Stated task -> Each entry below must be repeated word for word.

******

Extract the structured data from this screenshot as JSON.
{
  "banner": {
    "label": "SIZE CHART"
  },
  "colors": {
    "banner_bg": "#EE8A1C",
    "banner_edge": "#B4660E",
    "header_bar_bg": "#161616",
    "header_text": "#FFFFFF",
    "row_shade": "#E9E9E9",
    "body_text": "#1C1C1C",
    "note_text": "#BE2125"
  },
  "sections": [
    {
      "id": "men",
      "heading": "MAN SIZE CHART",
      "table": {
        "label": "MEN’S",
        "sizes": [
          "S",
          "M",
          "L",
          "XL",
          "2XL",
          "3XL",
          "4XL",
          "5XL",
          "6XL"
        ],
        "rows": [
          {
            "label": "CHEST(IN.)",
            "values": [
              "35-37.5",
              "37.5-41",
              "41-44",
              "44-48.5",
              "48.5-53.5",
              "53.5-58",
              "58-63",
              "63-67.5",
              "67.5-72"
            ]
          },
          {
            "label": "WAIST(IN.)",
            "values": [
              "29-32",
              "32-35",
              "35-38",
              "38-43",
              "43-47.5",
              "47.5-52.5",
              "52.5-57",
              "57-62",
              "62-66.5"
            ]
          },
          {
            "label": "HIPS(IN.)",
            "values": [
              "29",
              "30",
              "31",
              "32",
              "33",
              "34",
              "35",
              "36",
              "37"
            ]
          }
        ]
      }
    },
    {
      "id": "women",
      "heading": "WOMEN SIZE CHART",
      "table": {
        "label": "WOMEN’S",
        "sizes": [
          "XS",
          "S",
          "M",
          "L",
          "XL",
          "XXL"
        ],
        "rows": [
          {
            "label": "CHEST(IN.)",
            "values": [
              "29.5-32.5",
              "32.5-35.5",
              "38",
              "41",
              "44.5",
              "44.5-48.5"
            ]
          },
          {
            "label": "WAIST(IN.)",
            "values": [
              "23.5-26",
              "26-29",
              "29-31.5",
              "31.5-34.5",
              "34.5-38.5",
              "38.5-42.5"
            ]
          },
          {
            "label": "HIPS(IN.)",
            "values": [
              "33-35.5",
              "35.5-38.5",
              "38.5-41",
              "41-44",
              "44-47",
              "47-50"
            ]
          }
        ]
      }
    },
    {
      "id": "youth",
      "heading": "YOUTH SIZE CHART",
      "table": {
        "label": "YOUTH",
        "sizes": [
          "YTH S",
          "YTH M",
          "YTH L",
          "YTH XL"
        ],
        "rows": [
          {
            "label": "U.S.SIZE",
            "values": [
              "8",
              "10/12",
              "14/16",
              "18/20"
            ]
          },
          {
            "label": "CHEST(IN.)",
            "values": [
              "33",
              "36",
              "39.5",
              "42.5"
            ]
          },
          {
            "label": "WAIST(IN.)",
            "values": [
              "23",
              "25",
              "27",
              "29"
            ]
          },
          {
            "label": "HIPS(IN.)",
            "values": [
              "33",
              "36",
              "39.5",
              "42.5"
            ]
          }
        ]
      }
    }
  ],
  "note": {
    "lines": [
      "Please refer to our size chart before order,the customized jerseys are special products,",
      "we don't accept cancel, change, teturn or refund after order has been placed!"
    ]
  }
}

******

Answer ->
Extract the structured data from this screenshot as JSON.
{
  "banner": {
    "label": "SIZE CHART"
  },
  "colors": {
    "banner_bg": "#EE8A1C",
    "banner_edge": "#B4660E",
    "header_bar_bg": "#161616",
    "header_text": "#FFFFFF",
    "row_shade": "#E9E9E9",
    "body_text": "#1C1C1C",
    "note_text": "#BE2125"
  },
  "sections": [
    {
      "id": "men",
      "heading": "MAN SIZE CHART",
      "table": {
        "label": "MEN’S",
        "sizes": [
          "S",
          "M",
          "L",
          "XL",
          "2XL",
          "3XL",
          "4XL",
          "5XL",
          "6XL"
        ],
        "rows": [
          {
            "label": "CHEST(IN.)",
            "values": [
              "35-37.5",
              "37.5-41",
              "41-44",
              "44-48.5",
              "48.5-53.5",
              "53.5-58",
              "58-63",
              "63-67.5",
              "67.5-72"
            ]
          },
          {
            "label": "WAIST(IN.)",
            "values": [
              "29-32",
              "32-35",
              "35-38",
              "38-43",
              "43-47.5",
              "47.5-52.5",
              "52.5-57",
              "57-62",
              "62-66.5"
            ]
          },
          {
            "label": "HIPS(IN.)",
            "values": [
              "29",
              "30",
              "31",
              "32",
              "33",
              "34",
              "35",
              "36",
              "37"
            ]
          }
        ]
      }
    },
    {
      "id": "women",
      "heading": "WOMEN SIZE CHART",
      "table": {
        "label": "WOMEN’S",
        "sizes": [
          "XS",
          "S",
          "M",
          "L",
          "XL",
          "XXL"
        ],
        "rows": [
          {
            "label": "CHEST(IN.)",
            "values": [
              "29.5-32.5",
              "32.5-35.5",
              "38",
              "41",
              "44.5",
              "44.5-48.5"
            ]
          },
          {
            "label": "WAIST(IN.)",
            "values": [
              "23.5-26",
              "26-29",
              "29-31.5",
              "31.5-34.5",
              "34.5-38.5",
              "38.5-42.5"
            ]
          },
          {
            "label": "HIPS(IN.)",
            "values": [
              "33-35.5",
              "35.5-38.5",
              "38.5-41",
              "41-44",
              "44-47",
              "47-50"
            ]
          }
        ]
      }
    },
    {
      "id": "youth",
      "heading": "YOUTH SIZE CHART",
      "table": {
        "label": "YOUTH",
        "sizes": [
          "YTH S",
          "YTH M",
          "YTH L",
          "YTH XL"
        ],
        "rows": [
          {
            "label": "U.S.SIZE",
            "values": [
              "8",
              "10/12",
              "14/16",
              "18/20"
            ]
          },
          {
            "label": "CHEST(IN.)",
            "values": [
              "33",
              "36",
              "39.5",
              "42.5"
            ]
          },
          {
            "label": "WAIST(IN.)",
            "values": [
              "23",
              "25",
              "27",
              "29"
            ]
          },
          {
            "label": "HIPS(IN.)",
            "values": [
              "33",
              "36",
              "39.5",
              "42.5"
            ]
          }
        ]
      }
    }
  ],
  "note": {
    "lines": [
      "Please refer to our size chart before order,the customized jerseys are special products,",
      "we don't accept cancel, change, teturn or refund after order has been placed!"
    ]
  }
}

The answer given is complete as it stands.